Select all lines in the records that include "убив".

+++++

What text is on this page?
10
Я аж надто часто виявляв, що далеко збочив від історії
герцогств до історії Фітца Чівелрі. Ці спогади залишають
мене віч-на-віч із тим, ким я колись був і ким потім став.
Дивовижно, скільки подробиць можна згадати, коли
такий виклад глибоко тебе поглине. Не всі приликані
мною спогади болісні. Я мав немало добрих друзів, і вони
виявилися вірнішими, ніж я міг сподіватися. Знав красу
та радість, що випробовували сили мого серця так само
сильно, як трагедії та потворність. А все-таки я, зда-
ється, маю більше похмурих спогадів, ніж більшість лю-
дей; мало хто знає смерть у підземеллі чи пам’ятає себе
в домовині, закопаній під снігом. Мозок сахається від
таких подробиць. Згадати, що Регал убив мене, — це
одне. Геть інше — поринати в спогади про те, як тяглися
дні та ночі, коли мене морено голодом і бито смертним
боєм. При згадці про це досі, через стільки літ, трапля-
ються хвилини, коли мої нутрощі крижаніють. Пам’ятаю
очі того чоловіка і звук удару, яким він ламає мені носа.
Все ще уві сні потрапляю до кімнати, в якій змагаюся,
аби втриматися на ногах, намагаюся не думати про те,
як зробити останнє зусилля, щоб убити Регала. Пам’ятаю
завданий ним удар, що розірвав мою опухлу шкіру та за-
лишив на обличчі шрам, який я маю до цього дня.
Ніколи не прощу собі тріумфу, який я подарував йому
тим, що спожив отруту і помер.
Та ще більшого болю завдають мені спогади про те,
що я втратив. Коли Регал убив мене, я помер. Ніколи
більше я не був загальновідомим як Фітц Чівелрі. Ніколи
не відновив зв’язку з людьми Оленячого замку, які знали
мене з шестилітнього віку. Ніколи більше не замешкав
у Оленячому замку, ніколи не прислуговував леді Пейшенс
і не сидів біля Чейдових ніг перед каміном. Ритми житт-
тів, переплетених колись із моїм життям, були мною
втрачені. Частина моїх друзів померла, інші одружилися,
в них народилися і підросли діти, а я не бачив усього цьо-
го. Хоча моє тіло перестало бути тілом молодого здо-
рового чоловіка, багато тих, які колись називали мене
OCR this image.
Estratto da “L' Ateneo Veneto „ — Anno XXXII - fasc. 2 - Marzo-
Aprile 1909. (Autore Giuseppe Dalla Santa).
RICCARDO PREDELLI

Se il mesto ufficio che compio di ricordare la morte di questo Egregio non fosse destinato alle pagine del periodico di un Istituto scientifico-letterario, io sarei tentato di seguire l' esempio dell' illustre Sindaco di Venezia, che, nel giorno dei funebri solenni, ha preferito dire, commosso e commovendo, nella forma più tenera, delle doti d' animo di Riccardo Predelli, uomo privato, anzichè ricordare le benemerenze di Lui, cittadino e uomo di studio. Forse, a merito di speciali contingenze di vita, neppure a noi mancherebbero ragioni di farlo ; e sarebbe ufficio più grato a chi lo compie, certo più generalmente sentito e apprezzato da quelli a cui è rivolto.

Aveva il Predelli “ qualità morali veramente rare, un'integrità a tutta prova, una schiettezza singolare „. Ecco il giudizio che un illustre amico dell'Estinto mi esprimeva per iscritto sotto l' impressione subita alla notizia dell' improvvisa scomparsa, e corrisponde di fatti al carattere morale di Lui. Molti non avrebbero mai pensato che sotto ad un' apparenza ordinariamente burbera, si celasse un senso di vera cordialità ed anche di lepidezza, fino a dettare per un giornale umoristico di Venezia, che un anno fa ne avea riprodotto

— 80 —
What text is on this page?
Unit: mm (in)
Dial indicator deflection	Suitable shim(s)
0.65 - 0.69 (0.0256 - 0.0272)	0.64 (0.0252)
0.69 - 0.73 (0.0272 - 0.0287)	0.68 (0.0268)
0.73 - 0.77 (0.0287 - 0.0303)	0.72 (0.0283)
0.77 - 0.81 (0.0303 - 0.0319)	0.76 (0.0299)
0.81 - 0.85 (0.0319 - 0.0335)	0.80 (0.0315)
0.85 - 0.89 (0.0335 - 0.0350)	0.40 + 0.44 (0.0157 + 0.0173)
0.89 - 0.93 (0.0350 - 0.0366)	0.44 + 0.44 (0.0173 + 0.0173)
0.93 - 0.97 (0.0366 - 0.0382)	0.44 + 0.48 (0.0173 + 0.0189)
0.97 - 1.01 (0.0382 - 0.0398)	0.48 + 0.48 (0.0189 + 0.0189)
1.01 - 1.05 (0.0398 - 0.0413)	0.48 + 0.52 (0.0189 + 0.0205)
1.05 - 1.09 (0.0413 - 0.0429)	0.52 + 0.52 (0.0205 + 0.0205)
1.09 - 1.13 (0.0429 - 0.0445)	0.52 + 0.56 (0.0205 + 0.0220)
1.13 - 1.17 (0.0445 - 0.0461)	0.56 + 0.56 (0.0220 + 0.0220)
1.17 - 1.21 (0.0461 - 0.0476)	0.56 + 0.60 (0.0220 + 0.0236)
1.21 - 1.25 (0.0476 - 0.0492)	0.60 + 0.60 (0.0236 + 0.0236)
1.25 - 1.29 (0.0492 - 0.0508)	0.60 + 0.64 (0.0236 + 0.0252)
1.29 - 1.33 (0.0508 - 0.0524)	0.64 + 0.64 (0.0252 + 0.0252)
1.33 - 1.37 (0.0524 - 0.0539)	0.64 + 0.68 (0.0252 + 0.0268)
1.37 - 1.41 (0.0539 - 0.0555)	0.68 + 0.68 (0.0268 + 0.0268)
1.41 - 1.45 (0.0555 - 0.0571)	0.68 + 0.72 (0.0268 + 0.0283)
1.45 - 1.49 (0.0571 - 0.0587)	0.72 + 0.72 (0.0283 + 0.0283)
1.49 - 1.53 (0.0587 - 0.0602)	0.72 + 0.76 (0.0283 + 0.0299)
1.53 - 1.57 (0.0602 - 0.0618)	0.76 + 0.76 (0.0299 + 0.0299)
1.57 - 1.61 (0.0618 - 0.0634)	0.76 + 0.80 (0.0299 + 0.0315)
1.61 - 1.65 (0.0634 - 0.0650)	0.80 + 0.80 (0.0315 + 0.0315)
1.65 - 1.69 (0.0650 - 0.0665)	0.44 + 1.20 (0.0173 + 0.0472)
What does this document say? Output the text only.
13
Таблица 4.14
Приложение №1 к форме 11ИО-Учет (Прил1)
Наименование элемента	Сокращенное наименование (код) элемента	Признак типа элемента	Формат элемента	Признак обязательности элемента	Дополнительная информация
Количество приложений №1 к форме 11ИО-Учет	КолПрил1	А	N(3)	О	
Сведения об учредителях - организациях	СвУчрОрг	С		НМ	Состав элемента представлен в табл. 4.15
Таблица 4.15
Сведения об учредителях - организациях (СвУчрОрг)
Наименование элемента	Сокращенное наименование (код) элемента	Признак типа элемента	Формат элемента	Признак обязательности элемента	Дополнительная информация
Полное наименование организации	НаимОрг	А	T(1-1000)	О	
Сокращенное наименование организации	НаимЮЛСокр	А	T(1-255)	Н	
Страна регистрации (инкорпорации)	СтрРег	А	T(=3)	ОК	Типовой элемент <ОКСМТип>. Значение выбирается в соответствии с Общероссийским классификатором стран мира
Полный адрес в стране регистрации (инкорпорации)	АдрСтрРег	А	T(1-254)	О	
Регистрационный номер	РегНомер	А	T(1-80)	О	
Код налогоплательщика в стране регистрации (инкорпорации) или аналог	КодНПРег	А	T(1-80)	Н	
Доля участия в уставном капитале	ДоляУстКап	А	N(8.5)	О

+++++

_SOLUTION TO THIS PROBLEM_
таких подробиць. Згадати, що Регал убив мене, — це
що я втратив. Коли Регал убив мене, я помер. Ніколи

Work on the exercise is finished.